* **TO DO**
Print all the records exactly, please.

* **WORKING DATA**
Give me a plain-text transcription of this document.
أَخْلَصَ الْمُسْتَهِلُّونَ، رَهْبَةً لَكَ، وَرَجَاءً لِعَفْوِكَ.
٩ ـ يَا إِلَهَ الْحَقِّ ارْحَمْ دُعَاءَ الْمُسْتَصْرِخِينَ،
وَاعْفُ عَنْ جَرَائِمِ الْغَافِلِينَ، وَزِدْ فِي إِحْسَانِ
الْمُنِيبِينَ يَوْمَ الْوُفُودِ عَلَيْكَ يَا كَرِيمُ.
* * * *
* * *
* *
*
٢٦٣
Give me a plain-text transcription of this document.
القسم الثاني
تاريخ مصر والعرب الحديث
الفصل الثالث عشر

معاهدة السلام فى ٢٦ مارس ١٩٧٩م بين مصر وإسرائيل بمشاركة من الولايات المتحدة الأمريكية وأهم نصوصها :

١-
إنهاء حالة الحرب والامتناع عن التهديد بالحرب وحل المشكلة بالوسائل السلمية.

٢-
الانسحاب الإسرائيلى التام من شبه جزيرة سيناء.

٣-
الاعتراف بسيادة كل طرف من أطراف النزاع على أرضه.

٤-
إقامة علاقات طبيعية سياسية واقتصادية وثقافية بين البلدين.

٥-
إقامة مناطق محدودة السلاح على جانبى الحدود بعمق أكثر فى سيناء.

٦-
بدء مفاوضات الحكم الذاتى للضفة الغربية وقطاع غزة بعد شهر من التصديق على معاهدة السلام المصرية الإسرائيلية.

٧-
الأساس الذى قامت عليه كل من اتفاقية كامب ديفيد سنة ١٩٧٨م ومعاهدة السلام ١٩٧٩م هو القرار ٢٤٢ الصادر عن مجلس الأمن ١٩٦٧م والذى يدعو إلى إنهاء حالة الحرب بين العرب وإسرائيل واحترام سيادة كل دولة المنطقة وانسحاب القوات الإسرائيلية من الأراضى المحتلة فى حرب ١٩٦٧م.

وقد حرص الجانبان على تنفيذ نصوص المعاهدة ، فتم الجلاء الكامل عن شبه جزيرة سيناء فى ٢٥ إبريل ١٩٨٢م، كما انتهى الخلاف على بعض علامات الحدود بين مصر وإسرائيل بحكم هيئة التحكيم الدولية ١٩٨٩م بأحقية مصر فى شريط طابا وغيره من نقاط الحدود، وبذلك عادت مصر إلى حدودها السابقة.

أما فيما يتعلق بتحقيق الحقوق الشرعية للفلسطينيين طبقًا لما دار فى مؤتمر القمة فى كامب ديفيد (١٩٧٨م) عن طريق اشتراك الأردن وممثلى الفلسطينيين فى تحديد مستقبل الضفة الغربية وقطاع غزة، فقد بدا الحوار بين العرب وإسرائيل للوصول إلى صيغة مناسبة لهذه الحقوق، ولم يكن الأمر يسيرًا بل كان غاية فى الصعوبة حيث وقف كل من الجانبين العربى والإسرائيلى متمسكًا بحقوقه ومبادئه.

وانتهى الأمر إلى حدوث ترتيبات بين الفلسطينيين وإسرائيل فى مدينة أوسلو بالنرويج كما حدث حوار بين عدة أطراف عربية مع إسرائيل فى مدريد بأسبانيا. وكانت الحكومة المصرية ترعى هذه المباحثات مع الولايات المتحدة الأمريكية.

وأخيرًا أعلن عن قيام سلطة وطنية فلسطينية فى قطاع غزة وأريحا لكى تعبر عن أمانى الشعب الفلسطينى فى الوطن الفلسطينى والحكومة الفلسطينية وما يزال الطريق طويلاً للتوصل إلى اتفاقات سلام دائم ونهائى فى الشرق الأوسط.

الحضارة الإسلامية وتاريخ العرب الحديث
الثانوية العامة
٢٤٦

* **TASK OUTPUT**
Give me a plain-text transcription of this document.
أَخْلَصَ الْمُسْتَهِلُّونَ، رَهْبَةً لَكَ، وَرَجَاءً لِعَفْوِكَ.
٩ ـ يَا إِلَهَ الْحَقِّ ارْحَمْ دُعَاءَ الْمُسْتَصْرِخِينَ،
وَاعْفُ عَنْ جَرَائِمِ الْغَافِلِينَ، وَزِدْ فِي إِحْسَانِ
الْمُنِيبِينَ يَوْمَ الْوُفُودِ عَلَيْكَ يَا كَرِيمُ.
* * * *
* * *
* *
*
٢٦٣
Give me a plain-text transcription of this document.
القسم الثاني
تاريخ مصر والعرب الحديث
الفصل الثالث عشر

معاهدة السلام فى ٢٦ مارس ١٩٧٩م بين مصر وإسرائيل بمشاركة من الولايات المتحدة الأمريكية وأهم نصوصها :

١-
إنهاء حالة الحرب والامتناع عن التهديد بالحرب وحل المشكلة بالوسائل السلمية.

٢-
الانسحاب الإسرائيلى التام من شبه جزيرة سيناء.

٣-
الاعتراف بسيادة كل طرف من أطراف النزاع على أرضه.

٤-
إقامة علاقات طبيعية سياسية واقتصادية وثقافية بين البلدين.

٥-
إقامة مناطق محدودة السلاح على جانبى الحدود بعمق أكثر فى سيناء.

٦-
بدء مفاوضات الحكم الذاتى للضفة الغربية وقطاع غزة بعد شهر من التصديق على معاهدة السلام المصرية الإسرائيلية.

٧-
الأساس الذى قامت عليه كل من اتفاقية كامب ديفيد سنة ١٩٧٨م ومعاهدة السلام ١٩٧٩م هو القرار ٢٤٢ الصادر عن مجلس الأمن ١٩٦٧م والذى يدعو إلى إنهاء حالة الحرب بين العرب وإسرائيل واحترام سيادة كل دولة المنطقة وانسحاب القوات الإسرائيلية من الأراضى المحتلة فى حرب ١٩٦٧م.

وقد حرص الجانبان على تنفيذ نصوص المعاهدة ، فتم الجلاء الكامل عن شبه جزيرة سيناء فى ٢٥ إبريل ١٩٨٢م، كما انتهى الخلاف على بعض علامات الحدود بين مصر وإسرائيل بحكم هيئة التحكيم الدولية ١٩٨٩م بأحقية مصر فى شريط طابا وغيره من نقاط الحدود، وبذلك عادت مصر إلى حدودها السابقة.

أما فيما يتعلق بتحقيق الحقوق الشرعية للفلسطينيين طبقًا لما دار فى مؤتمر القمة فى كامب ديفيد (١٩٧٨م) عن طريق اشتراك الأردن وممثلى الفلسطينيين فى تحديد مستقبل الضفة الغربية وقطاع غزة، فقد بدا الحوار بين العرب وإسرائيل للوصول إلى صيغة مناسبة لهذه الحقوق، ولم يكن الأمر يسيرًا بل كان غاية فى الصعوبة حيث وقف كل من الجانبين العربى والإسرائيلى متمسكًا بحقوقه ومبادئه.

وانتهى الأمر إلى حدوث ترتيبات بين الفلسطينيين وإسرائيل فى مدينة أوسلو بالنرويج كما حدث حوار بين عدة أطراف عربية مع إسرائيل فى مدريد بأسبانيا. وكانت الحكومة المصرية ترعى هذه المباحثات مع الولايات المتحدة الأمريكية.

وأخيرًا أعلن عن قيام سلطة وطنية فلسطينية فى قطاع غزة وأريحا لكى تعبر عن أمانى الشعب الفلسطينى فى الوطن الفلسطينى والحكومة الفلسطينية وما يزال الطريق طويلاً للتوصل إلى اتفاقات سلام دائم ونهائى فى الشرق الأوسط.

الحضارة الإسلامية وتاريخ العرب الحديث
الثانوية العامة
٢٤٦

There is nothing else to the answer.